__Selected passage__:
—————

Despite getting some negative press during its run, Community needed attention on the show, which has Joel McHale wishing he was maybe a bit nicer to reporters who covered the NBC sitcom. “The only time — well, I’ve been an a**hole many times — but I would always call out reporters,” McHale noted on Jesse Tyler Ferguson’s Dinner’s On Me podcast. “And they’d be like, ‘Such a great show. It’s just so amazing.’ And it would be one thing if we were on a red carpet and they were like, here’s this guy from this thing.” McHale would offer standard niceties, minus one big exception, saying, “But it was like, if you come to set, if you’re sitting on our set, you should have like done some research. You should know what show this is.”
The actor revealed that he would not be kind to visiting reporters and would even grill them over details of the show. He wouldn’t let it go, either, needling them over their lack of knowledge. He claims it left an impression on some of them. “I’ve had reporters come back and just be like, ‘You really got me,’” he explained. “And I was like, ‘Yeah, I probably should just enjoy the promotion and not call people out.’” The last episode of Community aired almost ten years ago, so it makes sense that McHale has made peace, and apologized in a way, for his treatment of visiting reporters. But I understand his frustration.

—————

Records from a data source
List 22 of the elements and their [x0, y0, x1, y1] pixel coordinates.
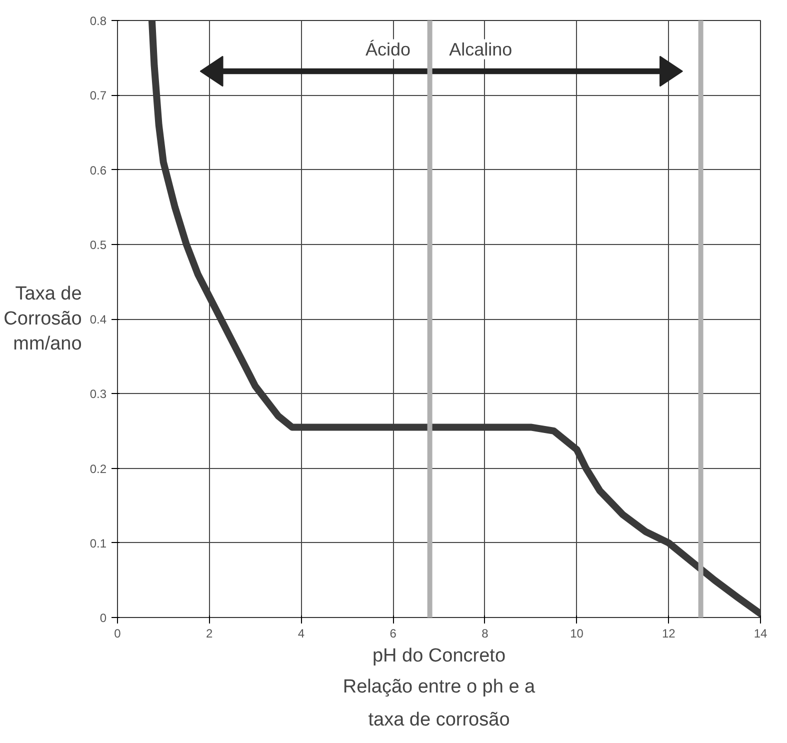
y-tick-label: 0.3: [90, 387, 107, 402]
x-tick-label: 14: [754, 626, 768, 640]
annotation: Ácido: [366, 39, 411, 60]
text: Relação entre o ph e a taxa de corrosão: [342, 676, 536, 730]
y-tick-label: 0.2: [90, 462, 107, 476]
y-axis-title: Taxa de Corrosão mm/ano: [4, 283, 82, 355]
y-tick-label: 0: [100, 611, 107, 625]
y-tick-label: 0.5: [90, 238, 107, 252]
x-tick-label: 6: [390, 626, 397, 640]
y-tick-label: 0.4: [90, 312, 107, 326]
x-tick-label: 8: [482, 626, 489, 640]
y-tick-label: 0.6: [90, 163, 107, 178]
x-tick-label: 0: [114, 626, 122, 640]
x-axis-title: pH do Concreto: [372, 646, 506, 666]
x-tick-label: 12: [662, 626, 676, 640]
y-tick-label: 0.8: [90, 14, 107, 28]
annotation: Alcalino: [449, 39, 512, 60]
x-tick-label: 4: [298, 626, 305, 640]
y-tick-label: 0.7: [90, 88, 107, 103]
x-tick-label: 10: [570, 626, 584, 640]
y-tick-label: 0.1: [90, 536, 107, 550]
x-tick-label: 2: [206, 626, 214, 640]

—————

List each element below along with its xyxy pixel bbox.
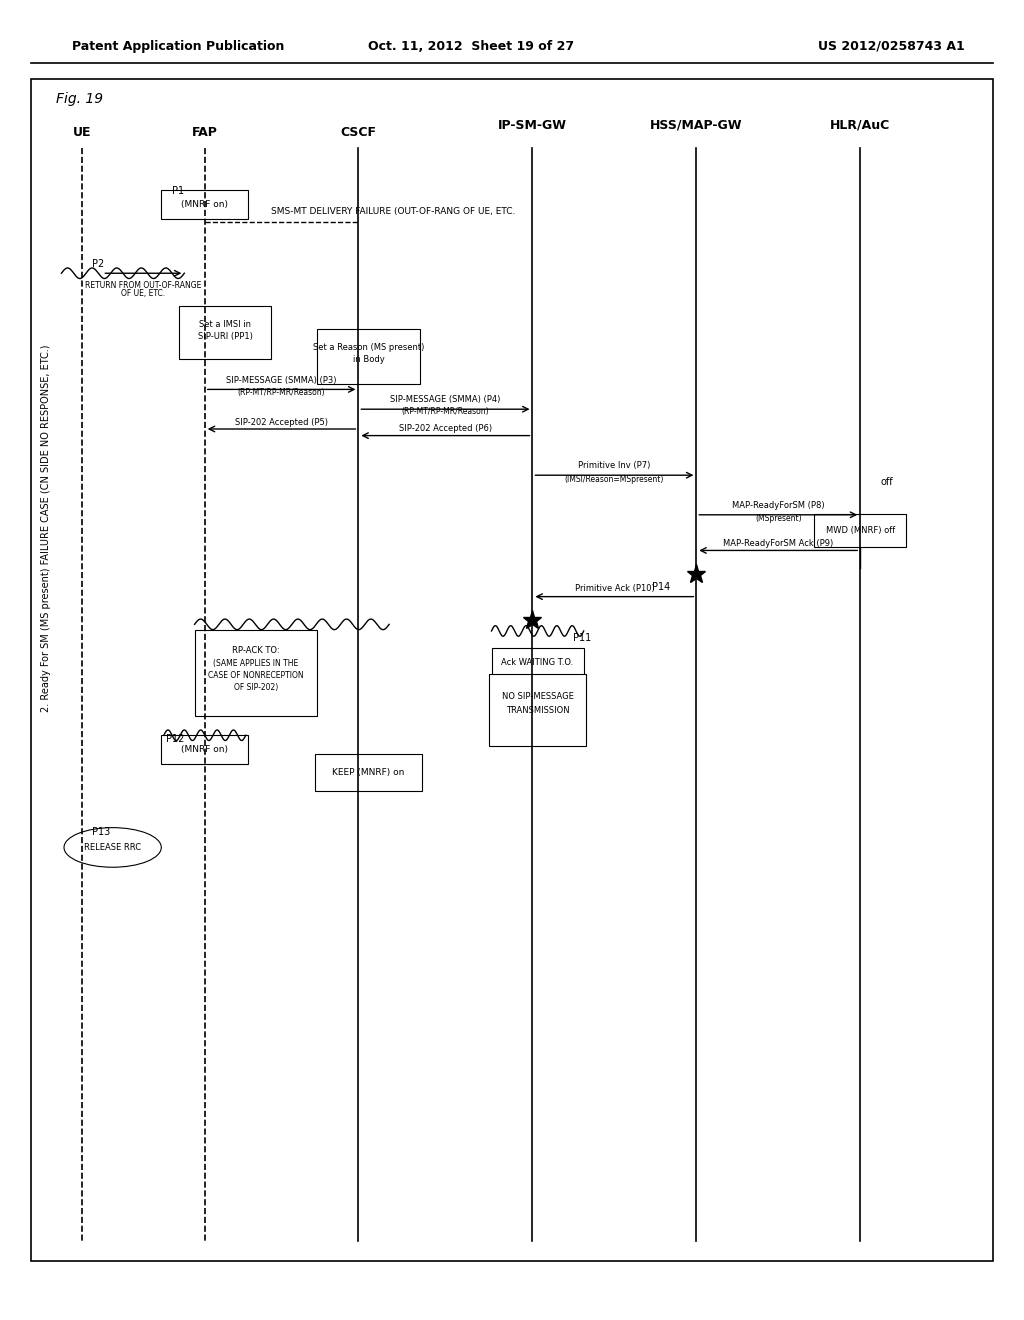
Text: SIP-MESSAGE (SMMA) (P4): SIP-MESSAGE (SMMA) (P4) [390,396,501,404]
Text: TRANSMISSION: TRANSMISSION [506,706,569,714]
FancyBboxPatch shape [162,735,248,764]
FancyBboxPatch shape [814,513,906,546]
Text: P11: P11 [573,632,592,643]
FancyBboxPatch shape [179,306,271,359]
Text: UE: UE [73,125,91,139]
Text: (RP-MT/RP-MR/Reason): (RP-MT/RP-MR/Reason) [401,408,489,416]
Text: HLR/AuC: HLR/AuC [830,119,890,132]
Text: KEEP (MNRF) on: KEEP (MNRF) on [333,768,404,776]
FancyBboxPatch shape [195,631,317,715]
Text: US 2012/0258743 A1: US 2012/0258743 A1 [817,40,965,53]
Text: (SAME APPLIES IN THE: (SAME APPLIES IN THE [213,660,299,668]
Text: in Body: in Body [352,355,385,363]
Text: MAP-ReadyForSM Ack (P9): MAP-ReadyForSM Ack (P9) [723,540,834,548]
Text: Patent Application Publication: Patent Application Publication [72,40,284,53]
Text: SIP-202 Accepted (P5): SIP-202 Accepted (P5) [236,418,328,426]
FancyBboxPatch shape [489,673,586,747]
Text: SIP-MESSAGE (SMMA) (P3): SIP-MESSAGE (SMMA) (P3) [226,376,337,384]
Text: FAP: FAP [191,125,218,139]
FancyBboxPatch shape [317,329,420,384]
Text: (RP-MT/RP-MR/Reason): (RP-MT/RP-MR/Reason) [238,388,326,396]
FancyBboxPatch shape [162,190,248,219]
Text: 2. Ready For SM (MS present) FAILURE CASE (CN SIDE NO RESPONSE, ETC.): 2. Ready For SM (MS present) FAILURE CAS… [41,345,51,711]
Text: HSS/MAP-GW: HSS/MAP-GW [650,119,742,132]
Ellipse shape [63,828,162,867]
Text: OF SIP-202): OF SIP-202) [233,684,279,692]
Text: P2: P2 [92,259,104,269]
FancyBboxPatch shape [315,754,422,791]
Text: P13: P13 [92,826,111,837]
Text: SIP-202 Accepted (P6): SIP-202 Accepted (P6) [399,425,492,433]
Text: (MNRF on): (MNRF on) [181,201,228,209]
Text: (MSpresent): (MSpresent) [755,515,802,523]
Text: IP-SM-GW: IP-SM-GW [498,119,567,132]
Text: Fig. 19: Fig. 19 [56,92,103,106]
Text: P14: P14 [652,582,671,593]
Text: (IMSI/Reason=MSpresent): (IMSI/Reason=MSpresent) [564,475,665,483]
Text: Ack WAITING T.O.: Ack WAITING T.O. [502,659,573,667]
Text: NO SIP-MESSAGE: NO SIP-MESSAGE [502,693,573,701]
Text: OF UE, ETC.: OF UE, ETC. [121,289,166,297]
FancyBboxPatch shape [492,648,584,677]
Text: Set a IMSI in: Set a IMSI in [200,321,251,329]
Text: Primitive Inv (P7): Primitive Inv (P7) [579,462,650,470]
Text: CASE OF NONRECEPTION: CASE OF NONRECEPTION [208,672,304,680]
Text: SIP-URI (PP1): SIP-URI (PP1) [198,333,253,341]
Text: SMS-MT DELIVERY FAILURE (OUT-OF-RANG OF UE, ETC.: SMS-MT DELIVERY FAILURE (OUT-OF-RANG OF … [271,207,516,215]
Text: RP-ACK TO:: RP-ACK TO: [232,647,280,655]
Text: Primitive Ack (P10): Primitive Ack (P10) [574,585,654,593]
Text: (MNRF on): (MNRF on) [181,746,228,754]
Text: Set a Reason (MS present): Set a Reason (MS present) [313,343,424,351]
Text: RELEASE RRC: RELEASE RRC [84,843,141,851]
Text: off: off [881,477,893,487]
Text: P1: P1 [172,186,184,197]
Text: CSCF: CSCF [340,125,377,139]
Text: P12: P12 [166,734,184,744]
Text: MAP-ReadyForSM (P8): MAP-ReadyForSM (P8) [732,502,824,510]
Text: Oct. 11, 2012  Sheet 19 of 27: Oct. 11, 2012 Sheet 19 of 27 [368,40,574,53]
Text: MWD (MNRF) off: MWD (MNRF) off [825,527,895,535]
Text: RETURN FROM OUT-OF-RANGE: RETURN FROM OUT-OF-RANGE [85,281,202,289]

—————

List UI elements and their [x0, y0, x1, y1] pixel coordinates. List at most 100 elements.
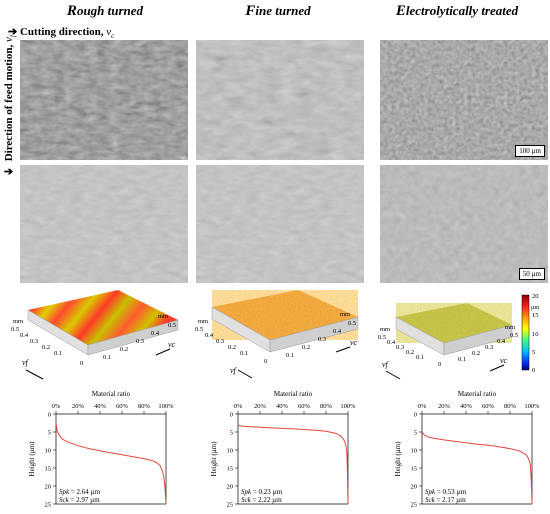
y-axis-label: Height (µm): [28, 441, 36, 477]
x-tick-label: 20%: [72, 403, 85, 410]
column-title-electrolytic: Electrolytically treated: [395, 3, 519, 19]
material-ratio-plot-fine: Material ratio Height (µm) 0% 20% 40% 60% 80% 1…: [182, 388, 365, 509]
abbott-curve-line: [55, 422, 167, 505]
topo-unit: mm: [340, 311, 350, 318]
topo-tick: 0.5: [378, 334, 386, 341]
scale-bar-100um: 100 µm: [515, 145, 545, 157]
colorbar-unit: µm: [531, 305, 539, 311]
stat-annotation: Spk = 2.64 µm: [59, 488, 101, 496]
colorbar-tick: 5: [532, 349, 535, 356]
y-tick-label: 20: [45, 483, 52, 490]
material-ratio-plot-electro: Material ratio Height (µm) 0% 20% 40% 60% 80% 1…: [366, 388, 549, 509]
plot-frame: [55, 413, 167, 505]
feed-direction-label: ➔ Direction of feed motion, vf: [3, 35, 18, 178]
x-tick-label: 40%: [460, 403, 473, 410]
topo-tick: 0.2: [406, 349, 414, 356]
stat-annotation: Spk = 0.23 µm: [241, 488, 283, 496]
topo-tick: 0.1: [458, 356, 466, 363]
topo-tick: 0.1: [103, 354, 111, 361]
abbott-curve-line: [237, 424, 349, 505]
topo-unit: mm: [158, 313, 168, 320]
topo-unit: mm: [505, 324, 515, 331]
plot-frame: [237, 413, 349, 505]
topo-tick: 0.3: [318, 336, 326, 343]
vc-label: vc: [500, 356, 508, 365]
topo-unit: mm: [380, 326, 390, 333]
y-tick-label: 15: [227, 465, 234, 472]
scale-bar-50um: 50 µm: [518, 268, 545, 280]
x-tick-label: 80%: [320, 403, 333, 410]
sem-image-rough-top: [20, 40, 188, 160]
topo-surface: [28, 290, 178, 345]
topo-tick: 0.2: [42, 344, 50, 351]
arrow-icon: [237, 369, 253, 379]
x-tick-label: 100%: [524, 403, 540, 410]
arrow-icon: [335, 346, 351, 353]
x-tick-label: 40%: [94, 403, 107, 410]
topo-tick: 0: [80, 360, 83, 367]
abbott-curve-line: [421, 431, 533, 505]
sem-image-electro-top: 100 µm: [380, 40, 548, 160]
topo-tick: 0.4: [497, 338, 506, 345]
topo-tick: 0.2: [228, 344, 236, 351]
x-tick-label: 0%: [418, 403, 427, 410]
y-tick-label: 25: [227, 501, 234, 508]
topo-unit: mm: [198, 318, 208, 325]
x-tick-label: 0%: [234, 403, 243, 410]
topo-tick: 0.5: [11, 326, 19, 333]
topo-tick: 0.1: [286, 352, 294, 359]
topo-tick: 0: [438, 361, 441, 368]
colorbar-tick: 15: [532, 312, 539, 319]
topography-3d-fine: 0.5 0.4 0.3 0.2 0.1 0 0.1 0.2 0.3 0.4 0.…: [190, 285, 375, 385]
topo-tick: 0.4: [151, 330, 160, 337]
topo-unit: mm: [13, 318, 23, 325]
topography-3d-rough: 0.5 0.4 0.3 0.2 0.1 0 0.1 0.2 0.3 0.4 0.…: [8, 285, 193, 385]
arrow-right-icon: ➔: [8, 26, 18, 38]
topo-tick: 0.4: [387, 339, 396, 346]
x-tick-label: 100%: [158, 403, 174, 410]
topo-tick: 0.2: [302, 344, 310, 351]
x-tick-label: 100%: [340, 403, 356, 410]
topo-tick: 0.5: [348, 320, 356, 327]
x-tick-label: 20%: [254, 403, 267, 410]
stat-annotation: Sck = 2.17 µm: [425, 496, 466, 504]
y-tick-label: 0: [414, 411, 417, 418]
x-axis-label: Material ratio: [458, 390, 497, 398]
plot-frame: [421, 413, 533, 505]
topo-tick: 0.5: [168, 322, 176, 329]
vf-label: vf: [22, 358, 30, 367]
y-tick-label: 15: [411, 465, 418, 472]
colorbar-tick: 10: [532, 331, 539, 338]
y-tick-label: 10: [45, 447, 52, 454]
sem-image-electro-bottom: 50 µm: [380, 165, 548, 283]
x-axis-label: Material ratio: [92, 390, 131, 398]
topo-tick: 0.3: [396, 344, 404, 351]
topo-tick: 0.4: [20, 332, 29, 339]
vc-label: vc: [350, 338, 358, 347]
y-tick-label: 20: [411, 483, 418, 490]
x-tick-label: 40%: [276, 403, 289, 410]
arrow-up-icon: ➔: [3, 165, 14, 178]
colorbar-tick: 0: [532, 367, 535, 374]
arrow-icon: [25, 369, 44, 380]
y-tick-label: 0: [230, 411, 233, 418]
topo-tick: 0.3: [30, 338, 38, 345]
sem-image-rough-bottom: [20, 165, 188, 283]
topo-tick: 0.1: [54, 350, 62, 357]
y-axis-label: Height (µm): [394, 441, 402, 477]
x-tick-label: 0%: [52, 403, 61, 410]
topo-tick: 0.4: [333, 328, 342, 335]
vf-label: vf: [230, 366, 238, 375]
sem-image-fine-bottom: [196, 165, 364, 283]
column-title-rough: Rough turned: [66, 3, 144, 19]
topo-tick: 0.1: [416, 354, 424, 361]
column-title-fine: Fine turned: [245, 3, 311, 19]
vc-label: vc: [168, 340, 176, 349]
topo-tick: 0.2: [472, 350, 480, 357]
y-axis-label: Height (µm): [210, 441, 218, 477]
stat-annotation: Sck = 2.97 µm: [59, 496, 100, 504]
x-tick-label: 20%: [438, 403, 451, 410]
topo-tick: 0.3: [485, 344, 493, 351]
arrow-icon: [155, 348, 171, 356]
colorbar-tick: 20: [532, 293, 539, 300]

—————

__What you will do__:
A: In the article about Joel McHale and Community, on which podcast did McHale talk about how he treated reporters?
B: Translate this sentence from the article about Joel McHale into Spanish: "He wouldn't let it go, either, needling them over their lack of knowledge."
C: Carry on the article about Joel McHale and Community from its last sentence.

__Responses in order__:
A: Jesse Tyler Ferguson's Dinner's On Me podcast.

B: Tampoco lo dejaba pasar y los pinchaba por su falta de conocimiento.

C:
Community was doing something special, but it was struggling. If you are putting in that amount of hard work, it would be annoying if people weren’t giving you the proper due, be it reporters or audience members. Perhaps, if people were covering the show with the same excitement (or, at least, interest) as its fans, it may not have faced the same fate, or at least could have helped keep Yahoo! Screen alive.